## [GIVEN PROBLEM]
Will you output all of the data below exactly, omitting the images?

Records from a data source
##############################

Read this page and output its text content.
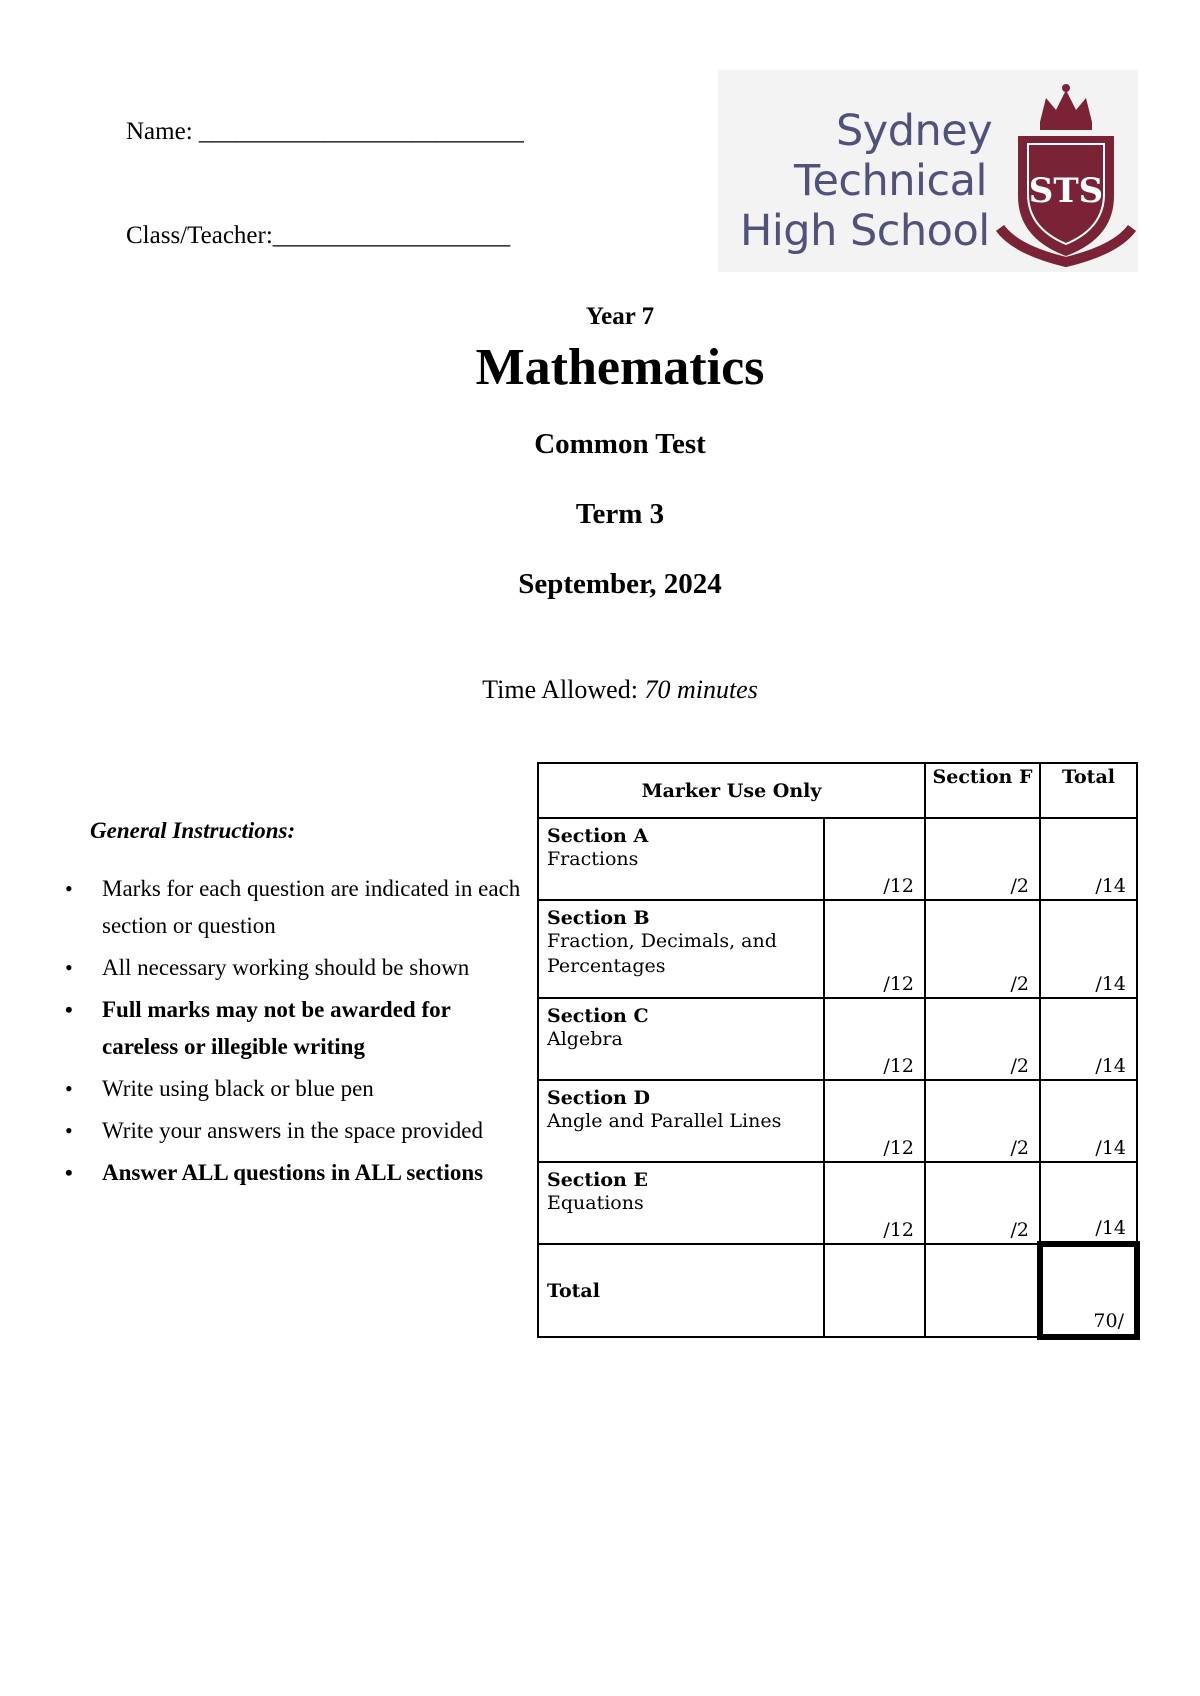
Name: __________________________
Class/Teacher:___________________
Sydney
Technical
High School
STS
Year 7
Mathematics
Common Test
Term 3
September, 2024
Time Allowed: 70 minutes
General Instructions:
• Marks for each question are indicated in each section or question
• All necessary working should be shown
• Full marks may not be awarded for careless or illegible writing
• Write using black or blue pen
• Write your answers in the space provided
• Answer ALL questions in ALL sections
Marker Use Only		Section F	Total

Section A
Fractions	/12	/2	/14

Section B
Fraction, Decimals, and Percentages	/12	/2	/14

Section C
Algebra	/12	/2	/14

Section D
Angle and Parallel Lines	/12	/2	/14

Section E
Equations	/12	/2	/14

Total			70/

##############################

## [ANSWER]
Read this page and output its text content.
Name: __________________________
Class/Teacher:___________________
Sydney
Technical
High School
STS
Year 7
Mathematics
Common Test
Term 3
September, 2024
Time Allowed: 70 minutes
General Instructions:
• Marks for each question are indicated in each section or question
• All necessary working should be shown
• Full marks may not be awarded for careless or illegible writing
• Write using black or blue pen
• Write your answers in the space provided
• Answer ALL questions in ALL sections
Marker Use Only		Section F	Total

Section A
Fractions	/12	/2	/14

Section B
Fraction, Decimals, and Percentages	/12	/2	/14

Section C
Algebra	/12	/2	/14

Section D
Angle and Parallel Lines	/12	/2	/14

Section E
Equations	/12	/2	/14

Total			70/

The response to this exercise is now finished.